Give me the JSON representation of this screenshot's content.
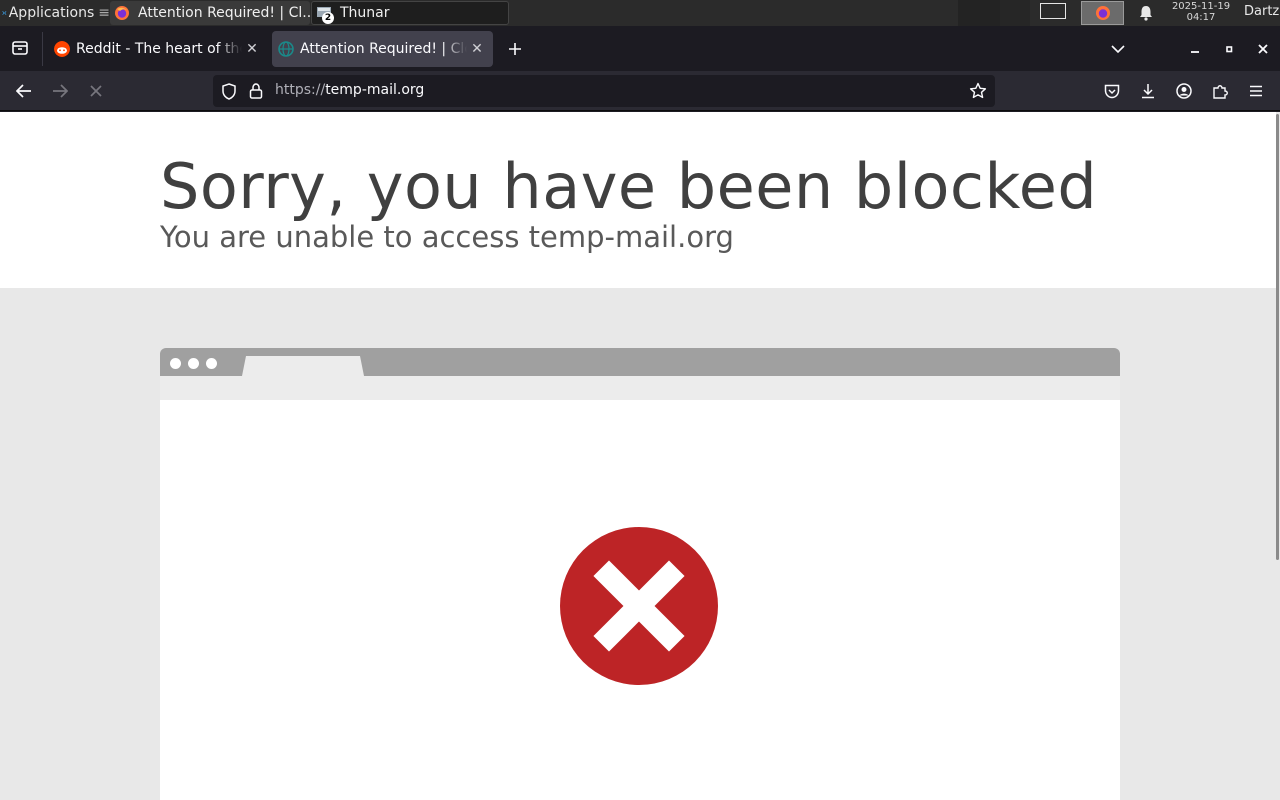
{
  "taskbar": {
    "apps_label": "Applications",
    "tasks": [
      {
        "label": "Attention Required! | Cl..."
      },
      {
        "label": "Thunar",
        "badge": "2"
      }
    ],
    "clock_date": "2025-11-19",
    "clock_time": "04:17",
    "user": "Dartz"
  },
  "browser": {
    "tabs": [
      {
        "label": "Reddit - The heart of the internet",
        "active": false
      },
      {
        "label": "Attention Required! | Cloudflare",
        "active": true
      }
    ],
    "url_scheme": "https://",
    "url_host": "temp-mail.org"
  },
  "page": {
    "heading": "Sorry, you have been blocked",
    "subheading": "You are unable to access temp-mail.org"
  },
  "colors": {
    "error_red": "#bd2426",
    "reddit_orange": "#ff4500",
    "cloudflare_teal": "#1a8a8a"
  }
}
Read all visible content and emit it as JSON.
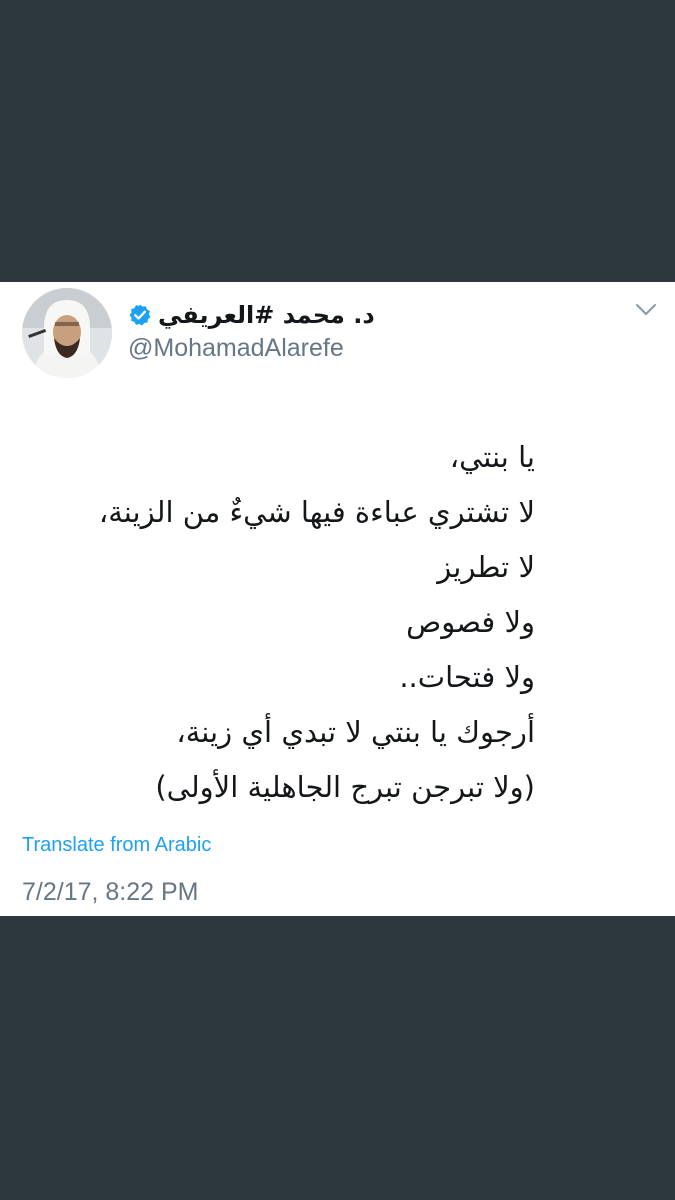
{
  "tweet": {
    "author": {
      "display_name": "د. محمد #العريفي",
      "handle": "@MohamadAlarefe",
      "verified": true,
      "avatar_icon": "profile-photo"
    },
    "menu_icon": "chevron-down-icon",
    "lines": [
      "يا بنتي،",
      "لا تشتري عباءة فيها شيءٌ من الزينة،",
      "لا تطريز",
      "ولا فصوص",
      "ولا فتحات..",
      "أرجوك يا بنتي لا تبدي أي زينة،",
      "(ولا تبرجن تبرج الجاهلية الأولى)"
    ],
    "translate_label": "Translate from Arabic",
    "timestamp": "7/2/17, 8:22 PM"
  },
  "colors": {
    "background": "#2c373e",
    "card": "#ffffff",
    "text": "#14171a",
    "secondary_text": "#657786",
    "link": "#1da1f2",
    "verified": "#1da1f2"
  }
}
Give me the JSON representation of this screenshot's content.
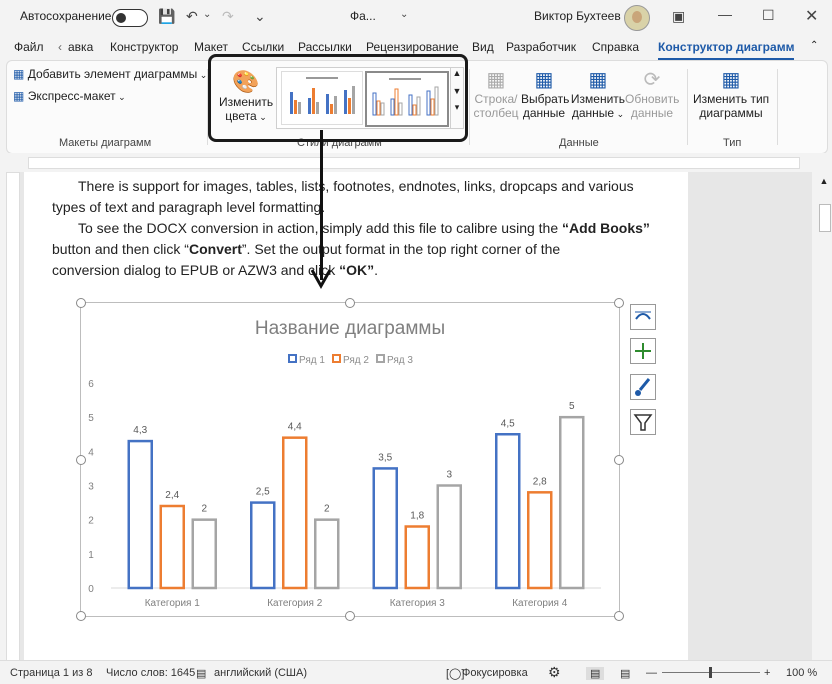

> _Aim of the exercise_
Every entry above needs to be retyped exactly; drop the pictures.

> _Worked solution_
Give me the JSON representation of this screenshot's content.
{
  "taskbar": {
    "apps_label": "Applications",
    "tasks": [
      {
        "label": "Attention Required! | Cl..."
      },
      {
        "label": "Thunar",
        "badge": "2"
      }
    ],
    "clock_date": "2025-11-19",
    "clock_time": "04:17",
    "user": "Dartz"
  },
  "browser": {
    "tabs": [
      {
        "label": "Reddit - The heart of the internet",
        "active": false
      },
      {
        "label": "Attention Required! | Cloudflare",
        "active": true
      }
    ],
    "url_scheme": "https://",
    "url_host": "temp-mail.org"
  },
  "page": {
    "heading": "Sorry, you have been blocked",
    "subheading": "You are unable to access temp-mail.org"
  },
  "colors": {
    "error_red": "#bd2426",
    "reddit_orange": "#ff4500",
    "cloudflare_teal": "#1a8a8a"
  }
}
Read all visible content and emit it as JSON.
{
  "tweet": {
    "author": {
      "display_name": "د. محمد #العريفي",
      "handle": "@MohamadAlarefe",
      "verified": true,
      "avatar_icon": "profile-photo"
    },
    "menu_icon": "chevron-down-icon",
    "lines": [
      "يا بنتي،",
      "لا تشتري عباءة فيها شيءٌ من الزينة،",
      "لا تطريز",
      "ولا فصوص",
      "ولا فتحات..",
      "أرجوك يا بنتي لا تبدي أي زينة،",
      "(ولا تبرجن تبرج الجاهلية الأولى)"
    ],
    "translate_label": "Translate from Arabic",
    "timestamp": "7/2/17, 8:22 PM"
  },
  "colors": {
    "background": "#2c373e",
    "card": "#ffffff",
    "text": "#14171a",
    "secondary_text": "#657786",
    "link": "#1da1f2",
    "verified": "#1da1f2"
  }
}
Give me the JSON representation of this screenshot's content.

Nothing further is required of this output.